Copy the data precisely, character for character, and leave out every picture.

--- Data extract ---

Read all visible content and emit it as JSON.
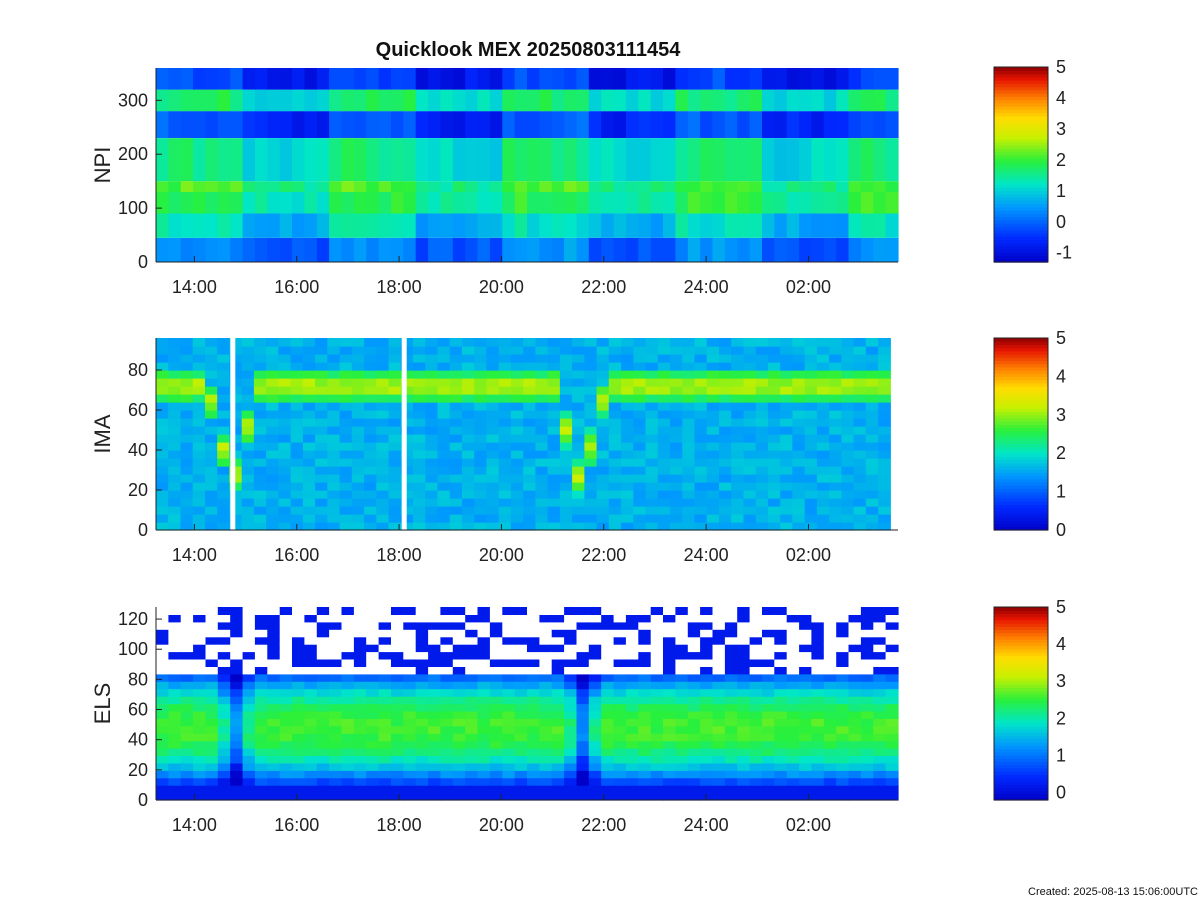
{
  "title": "Quicklook MEX 20250803111454",
  "created": "Created: 2025-08-13 15:06:00UTC",
  "chart_data": [
    {
      "type": "heatmap",
      "ylabel": "NPI",
      "ylim": [
        0,
        360
      ],
      "yticks": [
        0,
        100,
        200,
        300
      ],
      "xlim_hours": [
        13.25,
        27.75
      ],
      "xtick_labels": [
        "14:00",
        "16:00",
        "18:00",
        "20:00",
        "22:00",
        "24:00",
        "02:00"
      ],
      "xtick_hours": [
        14,
        16,
        18,
        20,
        22,
        24,
        26
      ],
      "data_end_hour": 27.9,
      "colorbar": {
        "range": [
          -1.3,
          5
        ],
        "ticks": [
          -1,
          0,
          1,
          2,
          3,
          4,
          5
        ]
      },
      "bands": [
        {
          "y": [
            0,
            45
          ],
          "level": 0.1
        },
        {
          "y": [
            45,
            90
          ],
          "level": 0.9
        },
        {
          "y": [
            90,
            130
          ],
          "level": 1.6
        },
        {
          "y": [
            130,
            150
          ],
          "level": 1.8
        },
        {
          "y": [
            150,
            230
          ],
          "level": 1.3
        },
        {
          "y": [
            230,
            280
          ],
          "level": -0.4
        },
        {
          "y": [
            280,
            320
          ],
          "level": 1.4
        },
        {
          "y": [
            320,
            360
          ],
          "level": -0.6
        }
      ]
    },
    {
      "type": "heatmap",
      "ylabel": "IMA",
      "ylim": [
        0,
        96
      ],
      "yticks": [
        0,
        20,
        40,
        60,
        80
      ],
      "xlim_hours": [
        13.25,
        27.75
      ],
      "xtick_labels": [
        "14:00",
        "16:00",
        "18:00",
        "20:00",
        "22:00",
        "24:00",
        "02:00"
      ],
      "xtick_hours": [
        14,
        16,
        18,
        20,
        22,
        24,
        26
      ],
      "data_end_hour": 27.6,
      "data_gaps_hours": [
        14.75,
        18.1
      ],
      "colorbar": {
        "range": [
          0,
          5
        ],
        "ticks": [
          0,
          1,
          2,
          3,
          4,
          5
        ]
      },
      "background_level": 1.6,
      "ridge": {
        "center_y": 72,
        "width": 9,
        "peak_level": 3.3
      },
      "dips_hours": [
        14.75,
        21.55
      ]
    },
    {
      "type": "heatmap",
      "ylabel": "ELS",
      "ylim": [
        0,
        128
      ],
      "yticks": [
        0,
        20,
        40,
        60,
        80,
        100,
        120
      ],
      "xlim_hours": [
        13.25,
        27.75
      ],
      "xtick_labels": [
        "14:00",
        "16:00",
        "18:00",
        "20:00",
        "22:00",
        "24:00",
        "02:00"
      ],
      "xtick_hours": [
        14,
        16,
        18,
        20,
        22,
        24,
        26
      ],
      "data_end_hour": 27.9,
      "colorbar": {
        "range": [
          -0.2,
          5
        ],
        "ticks": [
          0,
          1,
          2,
          3,
          4,
          5
        ]
      },
      "core": {
        "center_y": 48,
        "peak_level": 2.6
      },
      "noise_above_y": 85,
      "dips_hours": [
        14.8,
        21.6
      ]
    }
  ]
}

---

Response for this exercise:
Read all visible content and emit it as JSON.
{
  "title": "Quicklook MEX 20250803111454",
  "created": "Created: 2025-08-13 15:06:00UTC",
  "chart_data": [
    {
      "type": "heatmap",
      "ylabel": "NPI",
      "ylim": [
        0,
        360
      ],
      "yticks": [
        0,
        100,
        200,
        300
      ],
      "xlim_hours": [
        13.25,
        27.75
      ],
      "xtick_labels": [
        "14:00",
        "16:00",
        "18:00",
        "20:00",
        "22:00",
        "24:00",
        "02:00"
      ],
      "xtick_hours": [
        14,
        16,
        18,
        20,
        22,
        24,
        26
      ],
      "data_end_hour": 27.9,
      "colorbar": {
        "range": [
          -1.3,
          5
        ],
        "ticks": [
          -1,
          0,
          1,
          2,
          3,
          4,
          5
        ]
      },
      "bands": [
        {
          "y": [
            0,
            45
          ],
          "level": 0.1
        },
        {
          "y": [
            45,
            90
          ],
          "level": 0.9
        },
        {
          "y": [
            90,
            130
          ],
          "level": 1.6
        },
        {
          "y": [
            130,
            150
          ],
          "level": 1.8
        },
        {
          "y": [
            150,
            230
          ],
          "level": 1.3
        },
        {
          "y": [
            230,
            280
          ],
          "level": -0.4
        },
        {
          "y": [
            280,
            320
          ],
          "level": 1.4
        },
        {
          "y": [
            320,
            360
          ],
          "level": -0.6
        }
      ]
    },
    {
      "type": "heatmap",
      "ylabel": "IMA",
      "ylim": [
        0,
        96
      ],
      "yticks": [
        0,
        20,
        40,
        60,
        80
      ],
      "xlim_hours": [
        13.25,
        27.75
      ],
      "xtick_labels": [
        "14:00",
        "16:00",
        "18:00",
        "20:00",
        "22:00",
        "24:00",
        "02:00"
      ],
      "xtick_hours": [
        14,
        16,
        18,
        20,
        22,
        24,
        26
      ],
      "data_end_hour": 27.6,
      "data_gaps_hours": [
        14.75,
        18.1
      ],
      "colorbar": {
        "range": [
          0,
          5
        ],
        "ticks": [
          0,
          1,
          2,
          3,
          4,
          5
        ]
      },
      "background_level": 1.6,
      "ridge": {
        "center_y": 72,
        "width": 9,
        "peak_level": 3.3
      },
      "dips_hours": [
        14.75,
        21.55
      ]
    },
    {
      "type": "heatmap",
      "ylabel": "ELS",
      "ylim": [
        0,
        128
      ],
      "yticks": [
        0,
        20,
        40,
        60,
        80,
        100,
        120
      ],
      "xlim_hours": [
        13.25,
        27.75
      ],
      "xtick_labels": [
        "14:00",
        "16:00",
        "18:00",
        "20:00",
        "22:00",
        "24:00",
        "02:00"
      ],
      "xtick_hours": [
        14,
        16,
        18,
        20,
        22,
        24,
        26
      ],
      "data_end_hour": 27.9,
      "colorbar": {
        "range": [
          -0.2,
          5
        ],
        "ticks": [
          0,
          1,
          2,
          3,
          4,
          5
        ]
      },
      "core": {
        "center_y": 48,
        "peak_level": 2.6
      },
      "noise_above_y": 85,
      "dips_hours": [
        14.8,
        21.6
      ]
    }
  ]
}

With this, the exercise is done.